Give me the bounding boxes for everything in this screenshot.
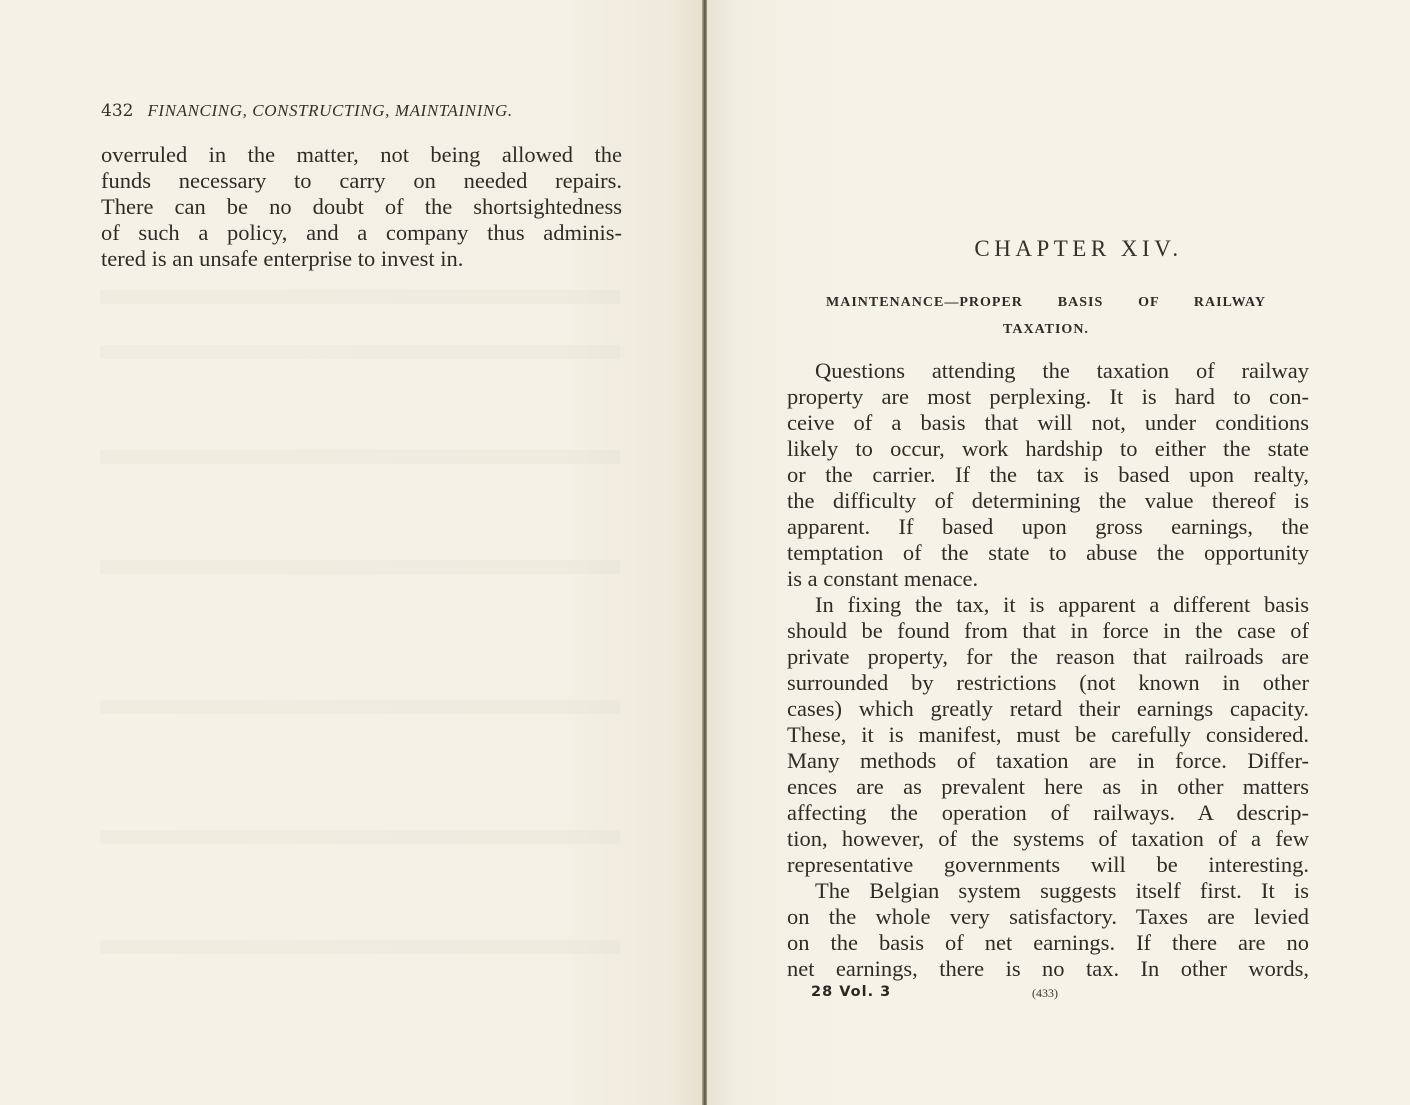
text-line: on the basis of net earnings. If there are no <box>787 930 1309 955</box>
signature-mark: 28 Vol. 3 <box>811 984 892 1000</box>
text-line: cases) which greatly retard their earnings capacity. <box>787 696 1309 721</box>
text-line: apparent. If based upon gross earnings, the <box>787 514 1309 539</box>
text-line: Questions attending the taxation of railway <box>815 358 1309 383</box>
paragraph <box>787 358 1309 592</box>
text-line: should be found from that in force in the case of <box>787 618 1309 643</box>
text-line: or the carrier. If the tax is based upon realty, <box>787 462 1309 487</box>
chapter-title: CHAPTER XIV. <box>974 236 1183 261</box>
text-line: There can be no doubt of the shortsightedness <box>101 194 622 219</box>
text-line: Many methods of taxation are in force. Differ- <box>787 748 1309 773</box>
text-line: These, it is manifest, must be carefully considered. <box>787 722 1309 747</box>
text-line: tion, however, of the systems of taxation of a few <box>787 826 1309 851</box>
text-line: The Belgian system suggests itself first. It is <box>815 878 1309 903</box>
text-line: the difficulty of determining the value thereof is <box>787 488 1309 513</box>
bleed-through <box>100 830 620 844</box>
left-page <box>0 0 703 1105</box>
bleed-through <box>100 940 620 954</box>
text-line: is a constant menace. <box>787 566 979 591</box>
running-head-title: FINANCING, CONSTRUCTING, MAINTAINING. <box>147 101 513 120</box>
text-line: affecting the operation of railways. A descrip- <box>787 800 1309 825</box>
chapter-subtitle-line: MAINTENANCE—PROPER BASIS OF RAILWAY <box>826 295 1266 310</box>
paragraph <box>787 878 1309 982</box>
text-line: private property, for the reason that railroads are <box>787 644 1309 669</box>
text-line: representative governments will be interesting. <box>787 852 1309 877</box>
bleed-through <box>100 560 620 574</box>
text-line: on the whole very satisfactory. Taxes are levied <box>787 904 1309 929</box>
text-line: property are most perplexing. It is hard to con- <box>787 384 1309 409</box>
bleed-through <box>100 345 620 359</box>
running-head <box>101 100 631 122</box>
text-line: In fixing the tax, it is apparent a different basis <box>815 592 1309 617</box>
text-line: net earnings, there is no tax. In other words, <box>787 956 1309 981</box>
text-line: overruled in the matter, not being allowed the <box>101 142 622 167</box>
text-line: surrounded by restrictions (not known in other <box>787 670 1309 695</box>
text-line: tered is an unsafe enterprise to invest in. <box>101 246 464 271</box>
bleed-through <box>100 700 620 714</box>
paragraph <box>787 592 1309 878</box>
right-page-body <box>787 358 1309 982</box>
text-line: of such a policy, and a company thus adminis- <box>101 220 622 245</box>
text-line: funds necessary to carry on needed repairs. <box>101 168 622 193</box>
bleed-through <box>100 450 620 464</box>
bleed-through <box>100 290 620 304</box>
chapter-subtitle-line: TAXATION. <box>1003 322 1089 337</box>
text-line: ences are as prevalent here as in other matters <box>787 774 1309 799</box>
chapter-subtitle <box>826 289 1266 343</box>
left-page-body <box>101 142 622 272</box>
page-number-left: 432 <box>101 101 134 121</box>
page-number-right: (433) <box>1032 986 1058 1000</box>
text-line: likely to occur, work hardship to either the state <box>787 436 1309 461</box>
text-line: ceive of a basis that will not, under conditions <box>787 410 1309 435</box>
text-line: temptation of the state to abuse the opportunity <box>787 540 1309 565</box>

* * * * *

What is being asked: List every line in the records that contains the string "upon", copying each line in full. Case counts.

Written answer:
text-line: apparent. If based upon gross earnings, the <box>787 514 1309 539</box>
text-line: or the carrier. If the tax is based upon realty, <box>787 462 1309 487</box>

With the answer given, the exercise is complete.